Work to be completed = Check each line of the data below for the word "this", then extract the ones that have it.

»»

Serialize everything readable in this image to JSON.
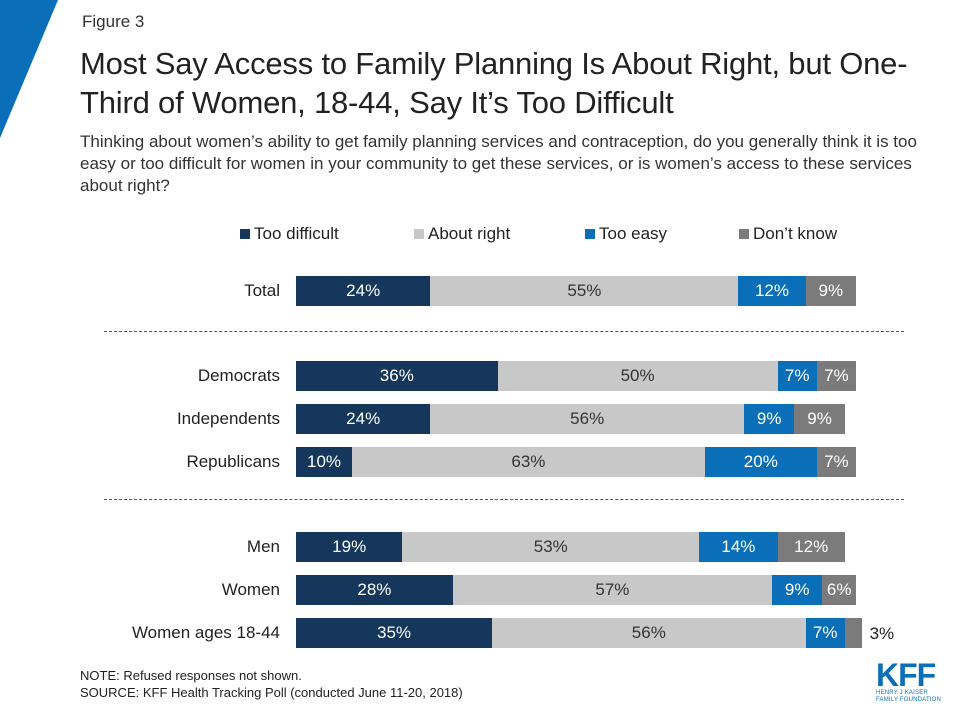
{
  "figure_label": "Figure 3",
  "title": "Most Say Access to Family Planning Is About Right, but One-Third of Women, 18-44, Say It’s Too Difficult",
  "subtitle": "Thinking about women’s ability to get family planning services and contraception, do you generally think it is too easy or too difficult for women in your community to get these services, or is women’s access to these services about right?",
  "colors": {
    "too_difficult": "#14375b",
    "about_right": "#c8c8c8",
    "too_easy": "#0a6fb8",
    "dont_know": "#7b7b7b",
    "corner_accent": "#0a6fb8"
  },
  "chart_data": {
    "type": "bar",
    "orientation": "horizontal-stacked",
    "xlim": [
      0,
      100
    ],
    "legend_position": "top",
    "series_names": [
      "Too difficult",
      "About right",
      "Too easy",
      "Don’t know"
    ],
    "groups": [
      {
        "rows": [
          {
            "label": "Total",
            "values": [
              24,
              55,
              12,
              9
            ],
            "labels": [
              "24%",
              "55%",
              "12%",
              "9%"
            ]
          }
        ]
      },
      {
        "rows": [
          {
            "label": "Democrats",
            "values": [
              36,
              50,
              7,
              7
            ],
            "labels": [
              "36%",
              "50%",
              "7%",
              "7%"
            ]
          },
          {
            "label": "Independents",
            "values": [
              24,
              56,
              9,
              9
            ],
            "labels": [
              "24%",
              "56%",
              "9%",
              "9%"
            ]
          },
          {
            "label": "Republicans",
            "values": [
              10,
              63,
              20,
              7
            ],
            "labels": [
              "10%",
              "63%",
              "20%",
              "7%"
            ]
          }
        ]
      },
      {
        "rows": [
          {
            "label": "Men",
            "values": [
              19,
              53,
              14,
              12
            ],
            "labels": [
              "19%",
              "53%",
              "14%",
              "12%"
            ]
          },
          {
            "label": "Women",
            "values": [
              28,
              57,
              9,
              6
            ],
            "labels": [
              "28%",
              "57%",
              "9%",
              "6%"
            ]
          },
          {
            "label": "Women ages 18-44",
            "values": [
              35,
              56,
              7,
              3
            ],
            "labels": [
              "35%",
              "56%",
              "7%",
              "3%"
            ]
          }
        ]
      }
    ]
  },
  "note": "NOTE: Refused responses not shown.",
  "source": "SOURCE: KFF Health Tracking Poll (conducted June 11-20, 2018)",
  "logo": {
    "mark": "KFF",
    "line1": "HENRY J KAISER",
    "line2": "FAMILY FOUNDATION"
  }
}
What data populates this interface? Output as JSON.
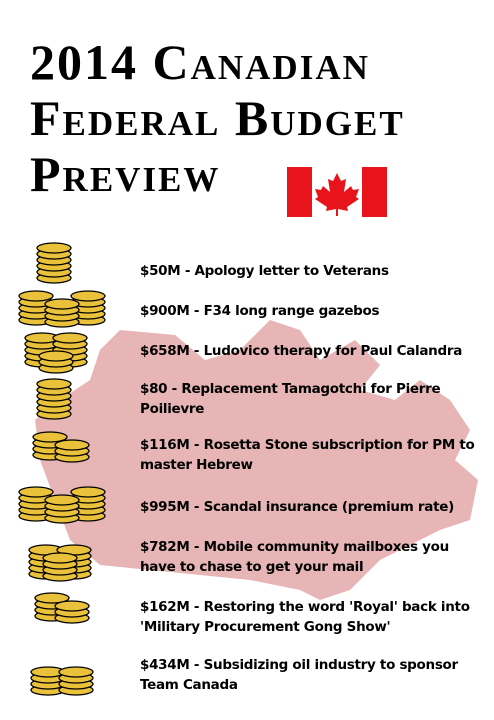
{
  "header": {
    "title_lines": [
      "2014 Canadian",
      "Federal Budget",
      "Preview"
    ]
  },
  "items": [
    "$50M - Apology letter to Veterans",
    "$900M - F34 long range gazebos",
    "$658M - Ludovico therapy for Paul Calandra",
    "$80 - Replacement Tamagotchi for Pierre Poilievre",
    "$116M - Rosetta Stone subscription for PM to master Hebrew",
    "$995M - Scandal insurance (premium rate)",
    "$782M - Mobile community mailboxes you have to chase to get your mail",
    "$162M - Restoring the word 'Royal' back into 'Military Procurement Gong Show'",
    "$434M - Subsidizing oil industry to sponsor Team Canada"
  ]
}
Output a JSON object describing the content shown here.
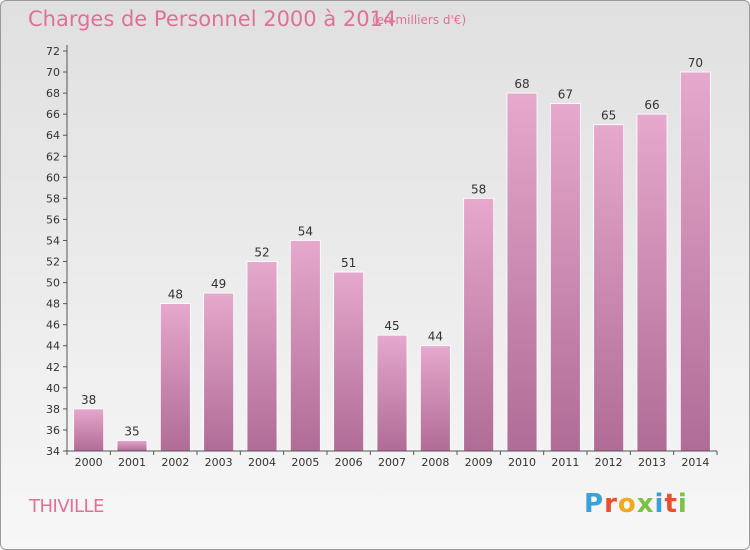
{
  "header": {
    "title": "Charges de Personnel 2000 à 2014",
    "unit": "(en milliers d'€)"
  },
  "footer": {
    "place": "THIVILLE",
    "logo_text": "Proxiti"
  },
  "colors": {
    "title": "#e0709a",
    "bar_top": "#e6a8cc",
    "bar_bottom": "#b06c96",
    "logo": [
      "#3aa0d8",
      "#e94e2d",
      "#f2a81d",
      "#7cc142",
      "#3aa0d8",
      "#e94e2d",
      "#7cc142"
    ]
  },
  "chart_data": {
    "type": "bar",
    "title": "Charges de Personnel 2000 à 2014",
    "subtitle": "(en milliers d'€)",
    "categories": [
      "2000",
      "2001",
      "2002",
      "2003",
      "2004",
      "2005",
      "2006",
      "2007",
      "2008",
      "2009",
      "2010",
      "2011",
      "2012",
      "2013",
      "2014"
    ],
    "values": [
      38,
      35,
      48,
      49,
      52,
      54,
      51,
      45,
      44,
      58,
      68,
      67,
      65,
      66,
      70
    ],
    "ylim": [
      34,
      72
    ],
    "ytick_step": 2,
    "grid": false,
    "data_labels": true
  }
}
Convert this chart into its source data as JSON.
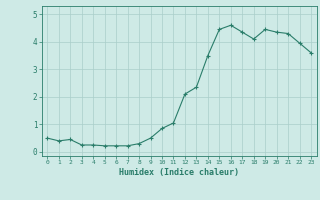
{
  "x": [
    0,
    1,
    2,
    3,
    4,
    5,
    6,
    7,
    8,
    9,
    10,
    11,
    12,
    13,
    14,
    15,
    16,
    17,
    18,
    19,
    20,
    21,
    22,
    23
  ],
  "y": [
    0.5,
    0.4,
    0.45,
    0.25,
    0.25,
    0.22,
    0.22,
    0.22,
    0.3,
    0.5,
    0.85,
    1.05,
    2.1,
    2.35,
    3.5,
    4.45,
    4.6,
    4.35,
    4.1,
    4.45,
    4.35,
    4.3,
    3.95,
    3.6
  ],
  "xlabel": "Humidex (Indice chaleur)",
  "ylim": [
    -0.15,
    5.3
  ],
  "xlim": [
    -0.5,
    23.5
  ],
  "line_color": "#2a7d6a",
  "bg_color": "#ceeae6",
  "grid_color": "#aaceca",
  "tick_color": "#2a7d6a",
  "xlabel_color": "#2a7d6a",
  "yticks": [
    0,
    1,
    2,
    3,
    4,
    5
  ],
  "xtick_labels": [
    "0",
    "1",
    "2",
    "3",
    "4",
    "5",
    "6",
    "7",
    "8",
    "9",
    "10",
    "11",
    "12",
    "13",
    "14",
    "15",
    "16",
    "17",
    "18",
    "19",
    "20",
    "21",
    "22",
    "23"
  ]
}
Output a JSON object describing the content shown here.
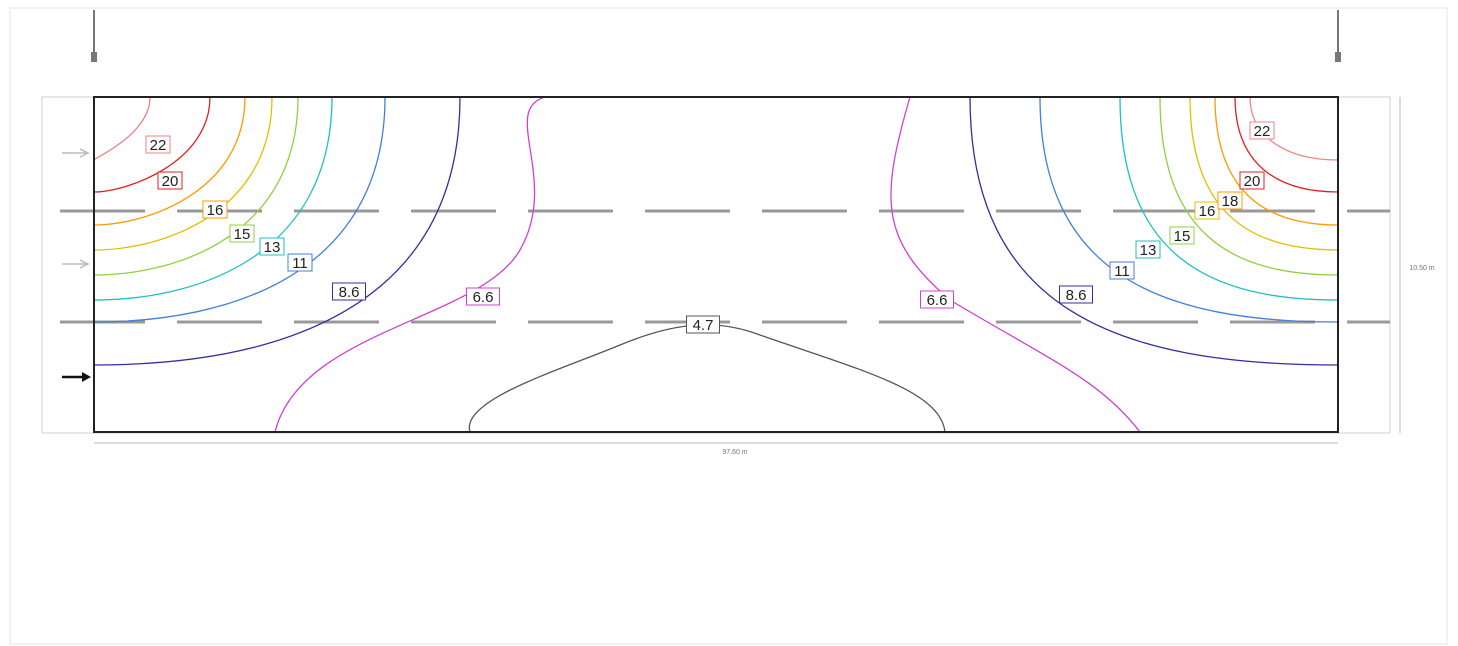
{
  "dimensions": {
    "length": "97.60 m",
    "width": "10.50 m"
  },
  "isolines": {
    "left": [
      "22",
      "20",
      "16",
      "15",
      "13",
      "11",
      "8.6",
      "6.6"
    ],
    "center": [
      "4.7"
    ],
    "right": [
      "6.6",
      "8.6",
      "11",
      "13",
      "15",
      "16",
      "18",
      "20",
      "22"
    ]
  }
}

««

Result of the exercise =
Serialize everything readable in this image to JSON.
What data populates this interface? Output as JSON.
Convert this chart into its source data as JSON.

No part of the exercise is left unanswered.